(Data entries)
= = = = = = =

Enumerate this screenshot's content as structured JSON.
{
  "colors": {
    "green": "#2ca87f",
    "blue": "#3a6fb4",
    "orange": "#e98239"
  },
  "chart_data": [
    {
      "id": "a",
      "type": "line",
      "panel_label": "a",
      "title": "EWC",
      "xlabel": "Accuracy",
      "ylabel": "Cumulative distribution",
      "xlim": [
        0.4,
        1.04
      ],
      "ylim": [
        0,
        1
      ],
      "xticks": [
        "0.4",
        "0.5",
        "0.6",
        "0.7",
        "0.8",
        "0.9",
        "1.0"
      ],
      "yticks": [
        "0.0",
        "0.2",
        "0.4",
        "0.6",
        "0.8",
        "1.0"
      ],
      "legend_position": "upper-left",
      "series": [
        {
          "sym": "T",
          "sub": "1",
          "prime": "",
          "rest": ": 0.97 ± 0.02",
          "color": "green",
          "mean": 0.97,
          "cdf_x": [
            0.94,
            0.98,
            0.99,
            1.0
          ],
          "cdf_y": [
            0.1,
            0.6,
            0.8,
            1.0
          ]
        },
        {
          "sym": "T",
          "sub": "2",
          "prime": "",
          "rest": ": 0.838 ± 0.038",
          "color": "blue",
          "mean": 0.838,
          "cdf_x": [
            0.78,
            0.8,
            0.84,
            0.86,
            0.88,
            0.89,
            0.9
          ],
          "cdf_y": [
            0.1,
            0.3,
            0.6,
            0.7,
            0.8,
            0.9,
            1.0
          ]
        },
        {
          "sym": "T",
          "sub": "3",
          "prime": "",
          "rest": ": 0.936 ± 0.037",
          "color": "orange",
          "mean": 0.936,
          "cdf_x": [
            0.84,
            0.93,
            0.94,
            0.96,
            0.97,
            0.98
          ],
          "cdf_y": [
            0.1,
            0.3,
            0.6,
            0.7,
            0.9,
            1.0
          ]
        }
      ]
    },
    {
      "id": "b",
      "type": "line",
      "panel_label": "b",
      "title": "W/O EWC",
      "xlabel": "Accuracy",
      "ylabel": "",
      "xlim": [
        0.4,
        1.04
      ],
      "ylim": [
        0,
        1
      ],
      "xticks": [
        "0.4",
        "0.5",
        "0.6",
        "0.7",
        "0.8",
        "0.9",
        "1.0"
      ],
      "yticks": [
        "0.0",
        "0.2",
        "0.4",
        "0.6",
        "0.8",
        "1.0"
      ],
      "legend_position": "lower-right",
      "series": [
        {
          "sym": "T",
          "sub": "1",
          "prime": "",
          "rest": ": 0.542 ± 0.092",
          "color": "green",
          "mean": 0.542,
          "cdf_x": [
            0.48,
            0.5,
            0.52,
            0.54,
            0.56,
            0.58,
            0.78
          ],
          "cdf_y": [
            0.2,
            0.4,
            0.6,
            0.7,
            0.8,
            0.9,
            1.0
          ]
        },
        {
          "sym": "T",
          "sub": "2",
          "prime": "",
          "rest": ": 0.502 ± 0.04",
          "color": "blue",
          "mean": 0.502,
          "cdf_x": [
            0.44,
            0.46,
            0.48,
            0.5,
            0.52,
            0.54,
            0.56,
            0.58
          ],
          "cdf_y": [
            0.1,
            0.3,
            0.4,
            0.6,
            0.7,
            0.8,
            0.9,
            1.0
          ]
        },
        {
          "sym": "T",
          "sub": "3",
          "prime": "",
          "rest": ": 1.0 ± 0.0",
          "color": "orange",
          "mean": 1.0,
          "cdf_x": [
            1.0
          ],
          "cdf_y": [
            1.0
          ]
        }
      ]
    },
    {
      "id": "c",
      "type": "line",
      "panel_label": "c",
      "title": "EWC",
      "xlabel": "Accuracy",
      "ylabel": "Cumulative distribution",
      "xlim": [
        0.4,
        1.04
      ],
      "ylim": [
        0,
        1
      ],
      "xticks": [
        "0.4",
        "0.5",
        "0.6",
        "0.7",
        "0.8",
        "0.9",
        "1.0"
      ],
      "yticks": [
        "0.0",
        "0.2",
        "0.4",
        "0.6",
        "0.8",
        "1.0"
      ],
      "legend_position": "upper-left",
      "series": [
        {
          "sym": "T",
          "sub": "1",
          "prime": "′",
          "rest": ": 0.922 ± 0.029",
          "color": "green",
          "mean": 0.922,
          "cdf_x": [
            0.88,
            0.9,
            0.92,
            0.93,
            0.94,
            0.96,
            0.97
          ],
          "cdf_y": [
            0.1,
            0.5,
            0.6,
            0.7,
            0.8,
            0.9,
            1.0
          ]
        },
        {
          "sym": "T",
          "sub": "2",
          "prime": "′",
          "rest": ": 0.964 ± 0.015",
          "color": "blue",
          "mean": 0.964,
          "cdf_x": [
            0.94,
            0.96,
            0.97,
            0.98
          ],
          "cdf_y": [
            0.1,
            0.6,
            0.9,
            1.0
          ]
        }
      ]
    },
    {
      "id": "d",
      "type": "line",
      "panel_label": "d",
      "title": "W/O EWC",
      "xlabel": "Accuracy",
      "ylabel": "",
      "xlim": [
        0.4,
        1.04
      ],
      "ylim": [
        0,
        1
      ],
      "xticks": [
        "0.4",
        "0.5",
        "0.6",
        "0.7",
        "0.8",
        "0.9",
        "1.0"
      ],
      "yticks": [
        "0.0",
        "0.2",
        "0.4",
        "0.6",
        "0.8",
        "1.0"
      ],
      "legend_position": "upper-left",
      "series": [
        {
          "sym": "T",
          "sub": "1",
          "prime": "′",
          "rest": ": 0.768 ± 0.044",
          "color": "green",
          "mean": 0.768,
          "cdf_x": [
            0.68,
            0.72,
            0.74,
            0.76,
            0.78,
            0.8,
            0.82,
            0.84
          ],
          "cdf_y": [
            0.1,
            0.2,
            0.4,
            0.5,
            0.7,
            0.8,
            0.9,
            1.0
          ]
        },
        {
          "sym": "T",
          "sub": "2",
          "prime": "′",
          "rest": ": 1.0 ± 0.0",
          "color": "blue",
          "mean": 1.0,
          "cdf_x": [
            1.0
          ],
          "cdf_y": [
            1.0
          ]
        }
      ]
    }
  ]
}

= = = = = = =

• [Task to complete]: Write out the full listing, keeping every line exactly as it is.

• [Response for this exercise]:
Enumerate this screenshot's content as structured JSON.
{
  "colors": {
    "green": "#2ca87f",
    "blue": "#3a6fb4",
    "orange": "#e98239"
  },
  "chart_data": [
    {
      "id": "a",
      "type": "line",
      "panel_label": "a",
      "title": "EWC",
      "xlabel": "Accuracy",
      "ylabel": "Cumulative distribution",
      "xlim": [
        0.4,
        1.04
      ],
      "ylim": [
        0,
        1
      ],
      "xticks": [
        "0.4",
        "0.5",
        "0.6",
        "0.7",
        "0.8",
        "0.9",
        "1.0"
      ],
      "yticks": [
        "0.0",
        "0.2",
        "0.4",
        "0.6",
        "0.8",
        "1.0"
      ],
      "legend_position": "upper-left",
      "series": [
        {
          "sym": "T",
          "sub": "1",
          "prime": "",
          "rest": ": 0.97 ± 0.02",
          "color": "green",
          "mean": 0.97,
          "cdf_x": [
            0.94,
            0.98,
            0.99,
            1.0
          ],
          "cdf_y": [
            0.1,
            0.6,
            0.8,
            1.0
          ]
        },
        {
          "sym": "T",
          "sub": "2",
          "prime": "",
          "rest": ": 0.838 ± 0.038",
          "color": "blue",
          "mean": 0.838,
          "cdf_x": [
            0.78,
            0.8,
            0.84,
            0.86,
            0.88,
            0.89,
            0.9
          ],
          "cdf_y": [
            0.1,
            0.3,
            0.6,
            0.7,
            0.8,
            0.9,
            1.0
          ]
        },
        {
          "sym": "T",
          "sub": "3",
          "prime": "",
          "rest": ": 0.936 ± 0.037",
          "color": "orange",
          "mean": 0.936,
          "cdf_x": [
            0.84,
            0.93,
            0.94,
            0.96,
            0.97,
            0.98
          ],
          "cdf_y": [
            0.1,
            0.3,
            0.6,
            0.7,
            0.9,
            1.0
          ]
        }
      ]
    },
    {
      "id": "b",
      "type": "line",
      "panel_label": "b",
      "title": "W/O EWC",
      "xlabel": "Accuracy",
      "ylabel": "",
      "xlim": [
        0.4,
        1.04
      ],
      "ylim": [
        0,
        1
      ],
      "xticks": [
        "0.4",
        "0.5",
        "0.6",
        "0.7",
        "0.8",
        "0.9",
        "1.0"
      ],
      "yticks": [
        "0.0",
        "0.2",
        "0.4",
        "0.6",
        "0.8",
        "1.0"
      ],
      "legend_position": "lower-right",
      "series": [
        {
          "sym": "T",
          "sub": "1",
          "prime": "",
          "rest": ": 0.542 ± 0.092",
          "color": "green",
          "mean": 0.542,
          "cdf_x": [
            0.48,
            0.5,
            0.52,
            0.54,
            0.56,
            0.58,
            0.78
          ],
          "cdf_y": [
            0.2,
            0.4,
            0.6,
            0.7,
            0.8,
            0.9,
            1.0
          ]
        },
        {
          "sym": "T",
          "sub": "2",
          "prime": "",
          "rest": ": 0.502 ± 0.04",
          "color": "blue",
          "mean": 0.502,
          "cdf_x": [
            0.44,
            0.46,
            0.48,
            0.5,
            0.52,
            0.54,
            0.56,
            0.58
          ],
          "cdf_y": [
            0.1,
            0.3,
            0.4,
            0.6,
            0.7,
            0.8,
            0.9,
            1.0
          ]
        },
        {
          "sym": "T",
          "sub": "3",
          "prime": "",
          "rest": ": 1.0 ± 0.0",
          "color": "orange",
          "mean": 1.0,
          "cdf_x": [
            1.0
          ],
          "cdf_y": [
            1.0
          ]
        }
      ]
    },
    {
      "id": "c",
      "type": "line",
      "panel_label": "c",
      "title": "EWC",
      "xlabel": "Accuracy",
      "ylabel": "Cumulative distribution",
      "xlim": [
        0.4,
        1.04
      ],
      "ylim": [
        0,
        1
      ],
      "xticks": [
        "0.4",
        "0.5",
        "0.6",
        "0.7",
        "0.8",
        "0.9",
        "1.0"
      ],
      "yticks": [
        "0.0",
        "0.2",
        "0.4",
        "0.6",
        "0.8",
        "1.0"
      ],
      "legend_position": "upper-left",
      "series": [
        {
          "sym": "T",
          "sub": "1",
          "prime": "′",
          "rest": ": 0.922 ± 0.029",
          "color": "green",
          "mean": 0.922,
          "cdf_x": [
            0.88,
            0.9,
            0.92,
            0.93,
            0.94,
            0.96,
            0.97
          ],
          "cdf_y": [
            0.1,
            0.5,
            0.6,
            0.7,
            0.8,
            0.9,
            1.0
          ]
        },
        {
          "sym": "T",
          "sub": "2",
          "prime": "′",
          "rest": ": 0.964 ± 0.015",
          "color": "blue",
          "mean": 0.964,
          "cdf_x": [
            0.94,
            0.96,
            0.97,
            0.98
          ],
          "cdf_y": [
            0.1,
            0.6,
            0.9,
            1.0
          ]
        }
      ]
    },
    {
      "id": "d",
      "type": "line",
      "panel_label": "d",
      "title": "W/O EWC",
      "xlabel": "Accuracy",
      "ylabel": "",
      "xlim": [
        0.4,
        1.04
      ],
      "ylim": [
        0,
        1
      ],
      "xticks": [
        "0.4",
        "0.5",
        "0.6",
        "0.7",
        "0.8",
        "0.9",
        "1.0"
      ],
      "yticks": [
        "0.0",
        "0.2",
        "0.4",
        "0.6",
        "0.8",
        "1.0"
      ],
      "legend_position": "upper-left",
      "series": [
        {
          "sym": "T",
          "sub": "1",
          "prime": "′",
          "rest": ": 0.768 ± 0.044",
          "color": "green",
          "mean": 0.768,
          "cdf_x": [
            0.68,
            0.72,
            0.74,
            0.76,
            0.78,
            0.8,
            0.82,
            0.84
          ],
          "cdf_y": [
            0.1,
            0.2,
            0.4,
            0.5,
            0.7,
            0.8,
            0.9,
            1.0
          ]
        },
        {
          "sym": "T",
          "sub": "2",
          "prime": "′",
          "rest": ": 1.0 ± 0.0",
          "color": "blue",
          "mean": 1.0,
          "cdf_x": [
            1.0
          ],
          "cdf_y": [
            1.0
          ]
        }
      ]
    }
  ]
}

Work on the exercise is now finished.